> _TASK INPUTS_:
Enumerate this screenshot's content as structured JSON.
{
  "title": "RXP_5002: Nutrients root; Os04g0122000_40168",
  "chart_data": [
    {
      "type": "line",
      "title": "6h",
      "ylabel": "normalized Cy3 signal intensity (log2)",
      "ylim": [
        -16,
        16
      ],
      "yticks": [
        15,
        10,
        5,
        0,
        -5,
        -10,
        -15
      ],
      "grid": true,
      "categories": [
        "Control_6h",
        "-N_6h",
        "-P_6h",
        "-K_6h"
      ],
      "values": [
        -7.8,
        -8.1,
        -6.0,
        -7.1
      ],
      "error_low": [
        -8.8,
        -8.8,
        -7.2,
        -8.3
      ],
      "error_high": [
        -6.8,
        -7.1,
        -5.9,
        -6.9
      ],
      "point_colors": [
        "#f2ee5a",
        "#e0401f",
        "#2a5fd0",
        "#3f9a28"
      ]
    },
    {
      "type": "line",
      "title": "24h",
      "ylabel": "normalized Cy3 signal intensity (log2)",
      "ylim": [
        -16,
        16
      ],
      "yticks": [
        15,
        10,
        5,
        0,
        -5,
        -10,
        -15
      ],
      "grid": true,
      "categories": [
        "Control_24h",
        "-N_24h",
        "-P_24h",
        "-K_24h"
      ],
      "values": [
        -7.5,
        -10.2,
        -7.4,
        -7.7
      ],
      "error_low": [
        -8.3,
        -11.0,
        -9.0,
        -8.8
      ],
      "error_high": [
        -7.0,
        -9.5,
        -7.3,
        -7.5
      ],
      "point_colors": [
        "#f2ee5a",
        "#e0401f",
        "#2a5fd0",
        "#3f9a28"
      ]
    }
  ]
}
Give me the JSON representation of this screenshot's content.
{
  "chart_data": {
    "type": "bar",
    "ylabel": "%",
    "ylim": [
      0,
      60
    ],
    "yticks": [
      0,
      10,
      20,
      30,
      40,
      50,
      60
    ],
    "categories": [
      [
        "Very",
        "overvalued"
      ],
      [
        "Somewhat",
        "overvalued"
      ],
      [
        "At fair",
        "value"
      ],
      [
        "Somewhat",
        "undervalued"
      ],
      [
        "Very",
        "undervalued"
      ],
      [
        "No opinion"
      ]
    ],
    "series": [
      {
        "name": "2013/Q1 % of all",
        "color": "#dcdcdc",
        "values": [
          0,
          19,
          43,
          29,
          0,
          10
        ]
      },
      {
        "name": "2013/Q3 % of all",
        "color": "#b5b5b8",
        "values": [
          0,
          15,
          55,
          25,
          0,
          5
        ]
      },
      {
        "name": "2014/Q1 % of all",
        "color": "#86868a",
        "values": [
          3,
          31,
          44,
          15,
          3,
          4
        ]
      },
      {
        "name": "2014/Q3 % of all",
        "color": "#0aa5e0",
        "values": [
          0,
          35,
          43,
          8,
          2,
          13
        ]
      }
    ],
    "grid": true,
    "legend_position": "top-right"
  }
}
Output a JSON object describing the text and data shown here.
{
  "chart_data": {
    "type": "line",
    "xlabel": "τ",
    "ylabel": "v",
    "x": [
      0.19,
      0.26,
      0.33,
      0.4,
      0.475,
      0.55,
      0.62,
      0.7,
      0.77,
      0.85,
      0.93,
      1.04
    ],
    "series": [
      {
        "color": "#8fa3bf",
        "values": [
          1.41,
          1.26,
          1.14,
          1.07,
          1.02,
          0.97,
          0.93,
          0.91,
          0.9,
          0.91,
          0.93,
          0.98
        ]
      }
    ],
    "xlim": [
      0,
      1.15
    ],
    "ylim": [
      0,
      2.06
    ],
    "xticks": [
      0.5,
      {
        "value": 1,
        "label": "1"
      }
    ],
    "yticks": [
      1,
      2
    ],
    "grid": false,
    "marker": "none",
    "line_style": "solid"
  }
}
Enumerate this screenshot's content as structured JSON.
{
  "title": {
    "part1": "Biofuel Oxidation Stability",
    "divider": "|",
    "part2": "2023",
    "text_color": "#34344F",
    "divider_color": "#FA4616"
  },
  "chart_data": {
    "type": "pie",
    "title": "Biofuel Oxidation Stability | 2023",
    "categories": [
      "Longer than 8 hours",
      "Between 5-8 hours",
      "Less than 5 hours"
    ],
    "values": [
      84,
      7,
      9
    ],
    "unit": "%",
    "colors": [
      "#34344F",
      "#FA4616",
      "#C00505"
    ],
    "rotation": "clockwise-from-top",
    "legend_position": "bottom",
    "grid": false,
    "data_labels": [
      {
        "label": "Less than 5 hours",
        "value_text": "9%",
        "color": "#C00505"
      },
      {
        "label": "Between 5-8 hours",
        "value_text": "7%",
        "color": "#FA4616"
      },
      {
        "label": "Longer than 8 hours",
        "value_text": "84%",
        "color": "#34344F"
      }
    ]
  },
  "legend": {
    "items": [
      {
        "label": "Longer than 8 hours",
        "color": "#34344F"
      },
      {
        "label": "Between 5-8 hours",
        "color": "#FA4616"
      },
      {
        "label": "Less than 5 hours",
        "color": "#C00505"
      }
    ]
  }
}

> _REQUIRED WORK_: Each entry is to be returned in full, character for character.

> _TASK OUTPUT_:
Enumerate this screenshot's content as structured JSON.
{
  "title": "RXP_5002: Nutrients root; Os04g0122000_40168",
  "chart_data": [
    {
      "type": "line",
      "title": "6h",
      "ylabel": "normalized Cy3 signal intensity (log2)",
      "ylim": [
        -16,
        16
      ],
      "yticks": [
        15,
        10,
        5,
        0,
        -5,
        -10,
        -15
      ],
      "grid": true,
      "categories": [
        "Control_6h",
        "-N_6h",
        "-P_6h",
        "-K_6h"
      ],
      "values": [
        -7.8,
        -8.1,
        -6.0,
        -7.1
      ],
      "error_low": [
        -8.8,
        -8.8,
        -7.2,
        -8.3
      ],
      "error_high": [
        -6.8,
        -7.1,
        -5.9,
        -6.9
      ],
      "point_colors": [
        "#f2ee5a",
        "#e0401f",
        "#2a5fd0",
        "#3f9a28"
      ]
    },
    {
      "type": "line",
      "title": "24h",
      "ylabel": "normalized Cy3 signal intensity (log2)",
      "ylim": [
        -16,
        16
      ],
      "yticks": [
        15,
        10,
        5,
        0,
        -5,
        -10,
        -15
      ],
      "grid": true,
      "categories": [
        "Control_24h",
        "-N_24h",
        "-P_24h",
        "-K_24h"
      ],
      "values": [
        -7.5,
        -10.2,
        -7.4,
        -7.7
      ],
      "error_low": [
        -8.3,
        -11.0,
        -9.0,
        -8.8
      ],
      "error_high": [
        -7.0,
        -9.5,
        -7.3,
        -7.5
      ],
      "point_colors": [
        "#f2ee5a",
        "#e0401f",
        "#2a5fd0",
        "#3f9a28"
      ]
    }
  ]
}
Give me the JSON representation of this screenshot's content.
{
  "chart_data": {
    "type": "bar",
    "ylabel": "%",
    "ylim": [
      0,
      60
    ],
    "yticks": [
      0,
      10,
      20,
      30,
      40,
      50,
      60
    ],
    "categories": [
      [
        "Very",
        "overvalued"
      ],
      [
        "Somewhat",
        "overvalued"
      ],
      [
        "At fair",
        "value"
      ],
      [
        "Somewhat",
        "undervalued"
      ],
      [
        "Very",
        "undervalued"
      ],
      [
        "No opinion"
      ]
    ],
    "series": [
      {
        "name": "2013/Q1 % of all",
        "color": "#dcdcdc",
        "values": [
          0,
          19,
          43,
          29,
          0,
          10
        ]
      },
      {
        "name": "2013/Q3 % of all",
        "color": "#b5b5b8",
        "values": [
          0,
          15,
          55,
          25,
          0,
          5
        ]
      },
      {
        "name": "2014/Q1 % of all",
        "color": "#86868a",
        "values": [
          3,
          31,
          44,
          15,
          3,
          4
        ]
      },
      {
        "name": "2014/Q3 % of all",
        "color": "#0aa5e0",
        "values": [
          0,
          35,
          43,
          8,
          2,
          13
        ]
      }
    ],
    "grid": true,
    "legend_position": "top-right"
  }
}
Output a JSON object describing the text and data shown here.
{
  "chart_data": {
    "type": "line",
    "xlabel": "τ",
    "ylabel": "v",
    "x": [
      0.19,
      0.26,
      0.33,
      0.4,
      0.475,
      0.55,
      0.62,
      0.7,
      0.77,
      0.85,
      0.93,
      1.04
    ],
    "series": [
      {
        "color": "#8fa3bf",
        "values": [
          1.41,
          1.26,
          1.14,
          1.07,
          1.02,
          0.97,
          0.93,
          0.91,
          0.9,
          0.91,
          0.93,
          0.98
        ]
      }
    ],
    "xlim": [
      0,
      1.15
    ],
    "ylim": [
      0,
      2.06
    ],
    "xticks": [
      0.5,
      {
        "value": 1,
        "label": "1"
      }
    ],
    "yticks": [
      1,
      2
    ],
    "grid": false,
    "marker": "none",
    "line_style": "solid"
  }
}
Enumerate this screenshot's content as structured JSON.
{
  "title": {
    "part1": "Biofuel Oxidation Stability",
    "divider": "|",
    "part2": "2023",
    "text_color": "#34344F",
    "divider_color": "#FA4616"
  },
  "chart_data": {
    "type": "pie",
    "title": "Biofuel Oxidation Stability | 2023",
    "categories": [
      "Longer than 8 hours",
      "Between 5-8 hours",
      "Less than 5 hours"
    ],
    "values": [
      84,
      7,
      9
    ],
    "unit": "%",
    "colors": [
      "#34344F",
      "#FA4616",
      "#C00505"
    ],
    "rotation": "clockwise-from-top",
    "legend_position": "bottom",
    "grid": false,
    "data_labels": [
      {
        "label": "Less than 5 hours",
        "value_text": "9%",
        "color": "#C00505"
      },
      {
        "label": "Between 5-8 hours",
        "value_text": "7%",
        "color": "#FA4616"
      },
      {
        "label": "Longer than 8 hours",
        "value_text": "84%",
        "color": "#34344F"
      }
    ]
  },
  "legend": {
    "items": [
      {
        "label": "Longer than 8 hours",
        "color": "#34344F"
      },
      {
        "label": "Between 5-8 hours",
        "color": "#FA4616"
      },
      {
        "label": "Less than 5 hours",
        "color": "#C00505"
      }
    ]
  }
}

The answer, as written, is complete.